Source material.
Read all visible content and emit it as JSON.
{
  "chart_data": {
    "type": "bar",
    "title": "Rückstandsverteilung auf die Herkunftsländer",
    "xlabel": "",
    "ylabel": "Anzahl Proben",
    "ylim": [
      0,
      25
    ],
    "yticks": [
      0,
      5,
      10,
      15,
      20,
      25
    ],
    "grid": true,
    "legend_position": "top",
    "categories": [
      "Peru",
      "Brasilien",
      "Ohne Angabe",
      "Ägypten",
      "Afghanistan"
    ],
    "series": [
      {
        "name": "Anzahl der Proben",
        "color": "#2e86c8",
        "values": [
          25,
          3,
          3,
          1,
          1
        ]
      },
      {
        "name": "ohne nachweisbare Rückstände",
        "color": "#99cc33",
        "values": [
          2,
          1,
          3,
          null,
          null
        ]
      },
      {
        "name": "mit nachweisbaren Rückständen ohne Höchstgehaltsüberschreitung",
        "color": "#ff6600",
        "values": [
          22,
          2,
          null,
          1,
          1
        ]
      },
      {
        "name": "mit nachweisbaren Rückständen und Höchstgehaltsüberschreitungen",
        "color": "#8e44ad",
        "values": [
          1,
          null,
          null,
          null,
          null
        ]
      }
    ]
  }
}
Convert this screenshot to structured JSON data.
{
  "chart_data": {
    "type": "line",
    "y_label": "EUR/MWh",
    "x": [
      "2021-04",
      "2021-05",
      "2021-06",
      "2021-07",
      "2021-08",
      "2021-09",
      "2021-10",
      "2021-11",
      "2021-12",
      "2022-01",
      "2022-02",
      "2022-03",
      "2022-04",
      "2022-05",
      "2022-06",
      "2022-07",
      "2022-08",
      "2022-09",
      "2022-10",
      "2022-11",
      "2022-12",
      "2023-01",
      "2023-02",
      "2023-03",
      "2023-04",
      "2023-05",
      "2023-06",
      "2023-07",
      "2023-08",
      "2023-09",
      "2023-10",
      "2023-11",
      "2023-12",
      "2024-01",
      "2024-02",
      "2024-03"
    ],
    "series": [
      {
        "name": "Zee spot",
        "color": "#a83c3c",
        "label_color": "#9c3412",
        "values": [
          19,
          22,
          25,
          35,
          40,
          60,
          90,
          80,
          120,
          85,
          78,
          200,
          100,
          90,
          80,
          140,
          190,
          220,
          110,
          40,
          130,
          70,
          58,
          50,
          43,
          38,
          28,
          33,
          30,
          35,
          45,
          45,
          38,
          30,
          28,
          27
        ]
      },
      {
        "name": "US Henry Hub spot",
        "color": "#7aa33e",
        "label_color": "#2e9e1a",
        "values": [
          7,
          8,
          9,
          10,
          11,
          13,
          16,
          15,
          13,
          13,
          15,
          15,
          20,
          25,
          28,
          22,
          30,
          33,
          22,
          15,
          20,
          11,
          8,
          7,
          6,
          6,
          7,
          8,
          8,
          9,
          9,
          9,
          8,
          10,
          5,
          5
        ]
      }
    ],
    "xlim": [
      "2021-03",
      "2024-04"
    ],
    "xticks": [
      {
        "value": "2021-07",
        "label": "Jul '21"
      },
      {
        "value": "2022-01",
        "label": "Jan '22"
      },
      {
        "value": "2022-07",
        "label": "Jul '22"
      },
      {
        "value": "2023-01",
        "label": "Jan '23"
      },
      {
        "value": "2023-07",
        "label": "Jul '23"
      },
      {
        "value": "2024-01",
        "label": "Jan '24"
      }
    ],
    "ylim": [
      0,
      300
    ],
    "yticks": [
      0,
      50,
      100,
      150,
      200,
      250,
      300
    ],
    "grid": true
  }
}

Exercise task. Transcribe the entire listing above precisely.

Worked solution.
Read all visible content and emit it as JSON.
{
  "chart_data": {
    "type": "bar",
    "title": "Rückstandsverteilung auf die Herkunftsländer",
    "xlabel": "",
    "ylabel": "Anzahl Proben",
    "ylim": [
      0,
      25
    ],
    "yticks": [
      0,
      5,
      10,
      15,
      20,
      25
    ],
    "grid": true,
    "legend_position": "top",
    "categories": [
      "Peru",
      "Brasilien",
      "Ohne Angabe",
      "Ägypten",
      "Afghanistan"
    ],
    "series": [
      {
        "name": "Anzahl der Proben",
        "color": "#2e86c8",
        "values": [
          25,
          3,
          3,
          1,
          1
        ]
      },
      {
        "name": "ohne nachweisbare Rückstände",
        "color": "#99cc33",
        "values": [
          2,
          1,
          3,
          null,
          null
        ]
      },
      {
        "name": "mit nachweisbaren Rückständen ohne Höchstgehaltsüberschreitung",
        "color": "#ff6600",
        "values": [
          22,
          2,
          null,
          1,
          1
        ]
      },
      {
        "name": "mit nachweisbaren Rückständen und Höchstgehaltsüberschreitungen",
        "color": "#8e44ad",
        "values": [
          1,
          null,
          null,
          null,
          null
        ]
      }
    ]
  }
}
Convert this screenshot to structured JSON data.
{
  "chart_data": {
    "type": "line",
    "y_label": "EUR/MWh",
    "x": [
      "2021-04",
      "2021-05",
      "2021-06",
      "2021-07",
      "2021-08",
      "2021-09",
      "2021-10",
      "2021-11",
      "2021-12",
      "2022-01",
      "2022-02",
      "2022-03",
      "2022-04",
      "2022-05",
      "2022-06",
      "2022-07",
      "2022-08",
      "2022-09",
      "2022-10",
      "2022-11",
      "2022-12",
      "2023-01",
      "2023-02",
      "2023-03",
      "2023-04",
      "2023-05",
      "2023-06",
      "2023-07",
      "2023-08",
      "2023-09",
      "2023-10",
      "2023-11",
      "2023-12",
      "2024-01",
      "2024-02",
      "2024-03"
    ],
    "series": [
      {
        "name": "Zee spot",
        "color": "#a83c3c",
        "label_color": "#9c3412",
        "values": [
          19,
          22,
          25,
          35,
          40,
          60,
          90,
          80,
          120,
          85,
          78,
          200,
          100,
          90,
          80,
          140,
          190,
          220,
          110,
          40,
          130,
          70,
          58,
          50,
          43,
          38,
          28,
          33,
          30,
          35,
          45,
          45,
          38,
          30,
          28,
          27
        ]
      },
      {
        "name": "US Henry Hub spot",
        "color": "#7aa33e",
        "label_color": "#2e9e1a",
        "values": [
          7,
          8,
          9,
          10,
          11,
          13,
          16,
          15,
          13,
          13,
          15,
          15,
          20,
          25,
          28,
          22,
          30,
          33,
          22,
          15,
          20,
          11,
          8,
          7,
          6,
          6,
          7,
          8,
          8,
          9,
          9,
          9,
          8,
          10,
          5,
          5
        ]
      }
    ],
    "xlim": [
      "2021-03",
      "2024-04"
    ],
    "xticks": [
      {
        "value": "2021-07",
        "label": "Jul '21"
      },
      {
        "value": "2022-01",
        "label": "Jan '22"
      },
      {
        "value": "2022-07",
        "label": "Jul '22"
      },
      {
        "value": "2023-01",
        "label": "Jan '23"
      },
      {
        "value": "2023-07",
        "label": "Jul '23"
      },
      {
        "value": "2024-01",
        "label": "Jan '24"
      }
    ],
    "ylim": [
      0,
      300
    ],
    "yticks": [
      0,
      50,
      100,
      150,
      200,
      250,
      300
    ],
    "grid": true
  }
}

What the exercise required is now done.